[Saved data entries]
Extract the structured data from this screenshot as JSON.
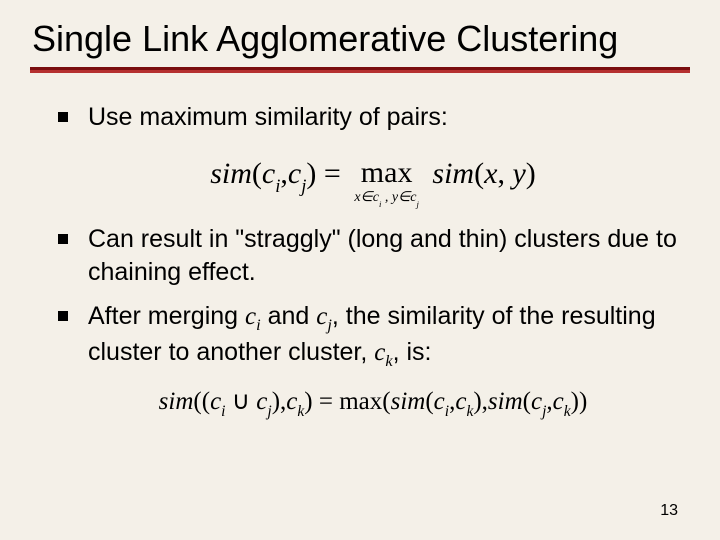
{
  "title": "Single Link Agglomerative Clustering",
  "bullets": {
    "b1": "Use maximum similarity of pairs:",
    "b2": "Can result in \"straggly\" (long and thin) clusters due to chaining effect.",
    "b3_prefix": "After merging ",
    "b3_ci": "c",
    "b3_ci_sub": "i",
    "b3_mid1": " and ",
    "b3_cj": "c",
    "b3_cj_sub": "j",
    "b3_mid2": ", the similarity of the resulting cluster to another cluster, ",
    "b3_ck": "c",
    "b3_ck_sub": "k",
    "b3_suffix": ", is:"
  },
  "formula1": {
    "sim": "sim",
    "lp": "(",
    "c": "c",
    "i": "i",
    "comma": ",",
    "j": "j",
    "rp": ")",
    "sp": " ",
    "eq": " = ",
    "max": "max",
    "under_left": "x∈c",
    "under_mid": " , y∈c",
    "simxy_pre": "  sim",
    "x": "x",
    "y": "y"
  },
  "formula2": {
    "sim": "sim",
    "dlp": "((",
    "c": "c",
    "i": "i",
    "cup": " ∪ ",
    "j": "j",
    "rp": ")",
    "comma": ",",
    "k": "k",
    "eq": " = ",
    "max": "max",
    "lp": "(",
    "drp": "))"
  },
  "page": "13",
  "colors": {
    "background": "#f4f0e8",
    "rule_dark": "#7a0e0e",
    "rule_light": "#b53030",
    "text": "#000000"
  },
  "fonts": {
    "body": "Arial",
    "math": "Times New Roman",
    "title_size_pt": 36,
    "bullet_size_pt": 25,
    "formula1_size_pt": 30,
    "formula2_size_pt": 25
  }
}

» Instruction
All entries are to be retyped exactly. Omit any embedded images.

» Exercise answer
Extract the structured data from this screenshot as JSON.
{
  "title": "Single Link Agglomerative Clustering",
  "bullets": {
    "b1": "Use maximum similarity of pairs:",
    "b2": "Can result in \"straggly\" (long and thin) clusters due to chaining effect.",
    "b3_prefix": "After merging ",
    "b3_ci": "c",
    "b3_ci_sub": "i",
    "b3_mid1": " and ",
    "b3_cj": "c",
    "b3_cj_sub": "j",
    "b3_mid2": ", the similarity of the resulting cluster to another cluster, ",
    "b3_ck": "c",
    "b3_ck_sub": "k",
    "b3_suffix": ", is:"
  },
  "formula1": {
    "sim": "sim",
    "lp": "(",
    "c": "c",
    "i": "i",
    "comma": ",",
    "j": "j",
    "rp": ")",
    "sp": " ",
    "eq": " = ",
    "max": "max",
    "under_left": "x∈c",
    "under_mid": " , y∈c",
    "simxy_pre": "  sim",
    "x": "x",
    "y": "y"
  },
  "formula2": {
    "sim": "sim",
    "dlp": "((",
    "c": "c",
    "i": "i",
    "cup": " ∪ ",
    "j": "j",
    "rp": ")",
    "comma": ",",
    "k": "k",
    "eq": " = ",
    "max": "max",
    "lp": "(",
    "drp": "))"
  },
  "page": "13",
  "colors": {
    "background": "#f4f0e8",
    "rule_dark": "#7a0e0e",
    "rule_light": "#b53030",
    "text": "#000000"
  },
  "fonts": {
    "body": "Arial",
    "math": "Times New Roman",
    "title_size_pt": 36,
    "bullet_size_pt": 25,
    "formula1_size_pt": 30,
    "formula2_size_pt": 25
  }
}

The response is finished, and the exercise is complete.